>> start MATERIAL PROVIDED

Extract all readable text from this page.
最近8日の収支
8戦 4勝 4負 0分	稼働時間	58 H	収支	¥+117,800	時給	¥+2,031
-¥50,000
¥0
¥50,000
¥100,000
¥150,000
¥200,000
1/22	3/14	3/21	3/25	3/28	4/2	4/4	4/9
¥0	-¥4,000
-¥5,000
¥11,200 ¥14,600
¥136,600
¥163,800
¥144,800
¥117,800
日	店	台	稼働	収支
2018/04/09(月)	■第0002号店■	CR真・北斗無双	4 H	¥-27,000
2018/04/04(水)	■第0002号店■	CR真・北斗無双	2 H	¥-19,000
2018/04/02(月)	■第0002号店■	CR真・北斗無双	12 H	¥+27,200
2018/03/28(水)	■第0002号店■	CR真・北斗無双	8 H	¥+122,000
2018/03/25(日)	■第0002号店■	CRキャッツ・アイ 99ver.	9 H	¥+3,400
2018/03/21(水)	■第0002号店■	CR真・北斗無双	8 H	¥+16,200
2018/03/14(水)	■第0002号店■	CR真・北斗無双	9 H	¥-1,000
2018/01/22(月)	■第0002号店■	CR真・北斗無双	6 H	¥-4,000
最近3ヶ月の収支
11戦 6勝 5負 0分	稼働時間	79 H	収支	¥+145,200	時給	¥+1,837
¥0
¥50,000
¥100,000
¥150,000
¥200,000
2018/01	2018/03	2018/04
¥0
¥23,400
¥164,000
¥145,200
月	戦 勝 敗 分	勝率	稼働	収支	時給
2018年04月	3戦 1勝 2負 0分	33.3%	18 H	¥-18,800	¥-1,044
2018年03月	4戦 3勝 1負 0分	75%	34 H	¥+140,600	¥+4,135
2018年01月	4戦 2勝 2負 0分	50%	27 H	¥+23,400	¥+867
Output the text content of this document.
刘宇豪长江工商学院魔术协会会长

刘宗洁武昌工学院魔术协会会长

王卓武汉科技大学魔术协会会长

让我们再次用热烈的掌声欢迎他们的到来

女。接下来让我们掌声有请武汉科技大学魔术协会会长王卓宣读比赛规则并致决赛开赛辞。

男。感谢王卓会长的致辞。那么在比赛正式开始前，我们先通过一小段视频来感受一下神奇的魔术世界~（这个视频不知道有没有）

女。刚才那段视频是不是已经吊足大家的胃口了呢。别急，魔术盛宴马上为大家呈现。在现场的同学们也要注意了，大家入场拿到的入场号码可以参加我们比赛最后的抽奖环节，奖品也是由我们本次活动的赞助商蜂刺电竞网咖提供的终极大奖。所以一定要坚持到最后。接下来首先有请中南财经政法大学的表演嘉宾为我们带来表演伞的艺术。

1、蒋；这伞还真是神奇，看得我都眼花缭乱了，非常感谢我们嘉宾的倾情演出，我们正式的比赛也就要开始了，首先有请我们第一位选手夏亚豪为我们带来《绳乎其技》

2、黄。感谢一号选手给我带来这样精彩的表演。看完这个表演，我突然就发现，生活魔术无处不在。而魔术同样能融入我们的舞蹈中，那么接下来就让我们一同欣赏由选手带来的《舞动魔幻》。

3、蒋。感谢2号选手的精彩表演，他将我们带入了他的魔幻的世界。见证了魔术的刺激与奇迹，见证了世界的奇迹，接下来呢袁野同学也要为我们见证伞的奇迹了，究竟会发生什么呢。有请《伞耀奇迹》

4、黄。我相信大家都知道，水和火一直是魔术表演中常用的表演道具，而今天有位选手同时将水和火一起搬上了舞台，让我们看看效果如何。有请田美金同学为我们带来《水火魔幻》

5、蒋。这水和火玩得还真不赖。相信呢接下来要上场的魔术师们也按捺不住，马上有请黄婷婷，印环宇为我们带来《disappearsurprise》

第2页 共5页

>> end MATERIAL PROVIDED

## WHAT IS ASKED
Return all lines containing the word "text".

## OUTPUT OF THE TASK
Extract all readable text from this page.
Output the text content of this document.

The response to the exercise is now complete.